Structured figure records
···
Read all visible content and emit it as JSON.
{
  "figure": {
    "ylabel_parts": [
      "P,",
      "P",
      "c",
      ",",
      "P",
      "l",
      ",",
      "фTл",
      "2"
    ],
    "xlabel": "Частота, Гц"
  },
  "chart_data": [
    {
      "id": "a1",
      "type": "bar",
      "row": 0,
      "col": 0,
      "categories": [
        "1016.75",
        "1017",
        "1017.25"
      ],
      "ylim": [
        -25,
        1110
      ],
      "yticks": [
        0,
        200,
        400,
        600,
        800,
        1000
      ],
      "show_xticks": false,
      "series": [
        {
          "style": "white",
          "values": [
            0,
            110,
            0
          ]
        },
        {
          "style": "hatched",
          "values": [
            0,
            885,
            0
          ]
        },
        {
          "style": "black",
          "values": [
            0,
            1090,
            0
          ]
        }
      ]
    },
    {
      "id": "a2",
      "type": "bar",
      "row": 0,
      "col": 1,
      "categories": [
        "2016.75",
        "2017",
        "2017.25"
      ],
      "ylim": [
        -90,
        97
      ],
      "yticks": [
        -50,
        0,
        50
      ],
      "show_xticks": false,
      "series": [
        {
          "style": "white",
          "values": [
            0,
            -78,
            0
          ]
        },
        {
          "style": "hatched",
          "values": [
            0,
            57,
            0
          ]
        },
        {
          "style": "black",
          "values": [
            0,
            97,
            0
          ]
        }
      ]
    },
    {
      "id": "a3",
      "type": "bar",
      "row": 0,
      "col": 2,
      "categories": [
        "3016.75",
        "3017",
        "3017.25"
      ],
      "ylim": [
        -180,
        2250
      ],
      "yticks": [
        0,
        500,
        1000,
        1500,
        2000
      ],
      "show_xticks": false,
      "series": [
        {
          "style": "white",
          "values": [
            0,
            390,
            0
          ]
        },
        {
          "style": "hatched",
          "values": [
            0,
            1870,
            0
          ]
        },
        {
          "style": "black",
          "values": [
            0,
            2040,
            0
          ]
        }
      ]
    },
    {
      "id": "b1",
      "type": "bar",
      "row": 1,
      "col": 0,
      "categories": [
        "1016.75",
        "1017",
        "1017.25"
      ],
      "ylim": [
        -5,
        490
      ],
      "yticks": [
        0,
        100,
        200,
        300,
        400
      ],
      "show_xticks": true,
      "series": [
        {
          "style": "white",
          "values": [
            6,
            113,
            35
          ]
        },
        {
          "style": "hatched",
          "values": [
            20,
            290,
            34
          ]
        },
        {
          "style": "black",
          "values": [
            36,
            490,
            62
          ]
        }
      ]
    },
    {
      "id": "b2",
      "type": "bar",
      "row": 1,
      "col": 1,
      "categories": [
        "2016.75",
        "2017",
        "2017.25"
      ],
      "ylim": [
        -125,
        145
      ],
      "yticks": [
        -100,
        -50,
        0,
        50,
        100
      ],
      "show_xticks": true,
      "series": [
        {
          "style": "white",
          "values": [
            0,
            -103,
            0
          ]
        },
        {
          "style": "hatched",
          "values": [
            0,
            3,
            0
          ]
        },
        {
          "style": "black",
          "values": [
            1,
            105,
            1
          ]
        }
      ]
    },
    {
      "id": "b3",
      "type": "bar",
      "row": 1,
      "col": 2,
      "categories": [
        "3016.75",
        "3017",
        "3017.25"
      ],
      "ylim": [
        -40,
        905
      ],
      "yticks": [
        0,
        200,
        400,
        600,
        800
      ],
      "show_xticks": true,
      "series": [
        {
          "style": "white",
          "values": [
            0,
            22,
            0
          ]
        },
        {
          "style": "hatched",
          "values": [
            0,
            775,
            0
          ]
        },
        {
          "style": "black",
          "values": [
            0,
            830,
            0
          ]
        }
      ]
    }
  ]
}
···
◆ Task prompt ◆
Print the material above once more, exactly.

◆ Answer to the problem ◆
Read all visible content and emit it as JSON.
{
  "figure": {
    "ylabel_parts": [
      "P,",
      "P",
      "c",
      ",",
      "P",
      "l",
      ",",
      "фTл",
      "2"
    ],
    "xlabel": "Частота, Гц"
  },
  "chart_data": [
    {
      "id": "a1",
      "type": "bar",
      "row": 0,
      "col": 0,
      "categories": [
        "1016.75",
        "1017",
        "1017.25"
      ],
      "ylim": [
        -25,
        1110
      ],
      "yticks": [
        0,
        200,
        400,
        600,
        800,
        1000
      ],
      "show_xticks": false,
      "series": [
        {
          "style": "white",
          "values": [
            0,
            110,
            0
          ]
        },
        {
          "style": "hatched",
          "values": [
            0,
            885,
            0
          ]
        },
        {
          "style": "black",
          "values": [
            0,
            1090,
            0
          ]
        }
      ]
    },
    {
      "id": "a2",
      "type": "bar",
      "row": 0,
      "col": 1,
      "categories": [
        "2016.75",
        "2017",
        "2017.25"
      ],
      "ylim": [
        -90,
        97
      ],
      "yticks": [
        -50,
        0,
        50
      ],
      "show_xticks": false,
      "series": [
        {
          "style": "white",
          "values": [
            0,
            -78,
            0
          ]
        },
        {
          "style": "hatched",
          "values": [
            0,
            57,
            0
          ]
        },
        {
          "style": "black",
          "values": [
            0,
            97,
            0
          ]
        }
      ]
    },
    {
      "id": "a3",
      "type": "bar",
      "row": 0,
      "col": 2,
      "categories": [
        "3016.75",
        "3017",
        "3017.25"
      ],
      "ylim": [
        -180,
        2250
      ],
      "yticks": [
        0,
        500,
        1000,
        1500,
        2000
      ],
      "show_xticks": false,
      "series": [
        {
          "style": "white",
          "values": [
            0,
            390,
            0
          ]
        },
        {
          "style": "hatched",
          "values": [
            0,
            1870,
            0
          ]
        },
        {
          "style": "black",
          "values": [
            0,
            2040,
            0
          ]
        }
      ]
    },
    {
      "id": "b1",
      "type": "bar",
      "row": 1,
      "col": 0,
      "categories": [
        "1016.75",
        "1017",
        "1017.25"
      ],
      "ylim": [
        -5,
        490
      ],
      "yticks": [
        0,
        100,
        200,
        300,
        400
      ],
      "show_xticks": true,
      "series": [
        {
          "style": "white",
          "values": [
            6,
            113,
            35
          ]
        },
        {
          "style": "hatched",
          "values": [
            20,
            290,
            34
          ]
        },
        {
          "style": "black",
          "values": [
            36,
            490,
            62
          ]
        }
      ]
    },
    {
      "id": "b2",
      "type": "bar",
      "row": 1,
      "col": 1,
      "categories": [
        "2016.75",
        "2017",
        "2017.25"
      ],
      "ylim": [
        -125,
        145
      ],
      "yticks": [
        -100,
        -50,
        0,
        50,
        100
      ],
      "show_xticks": true,
      "series": [
        {
          "style": "white",
          "values": [
            0,
            -103,
            0
          ]
        },
        {
          "style": "hatched",
          "values": [
            0,
            3,
            0
          ]
        },
        {
          "style": "black",
          "values": [
            1,
            105,
            1
          ]
        }
      ]
    },
    {
      "id": "b3",
      "type": "bar",
      "row": 1,
      "col": 2,
      "categories": [
        "3016.75",
        "3017",
        "3017.25"
      ],
      "ylim": [
        -40,
        905
      ],
      "yticks": [
        0,
        200,
        400,
        600,
        800
      ],
      "show_xticks": true,
      "series": [
        {
          "style": "white",
          "values": [
            0,
            22,
            0
          ]
        },
        {
          "style": "hatched",
          "values": [
            0,
            775,
            0
          ]
        },
        {
          "style": "black",
          "values": [
            0,
            830,
            0
          ]
        }
      ]
    }
  ]
}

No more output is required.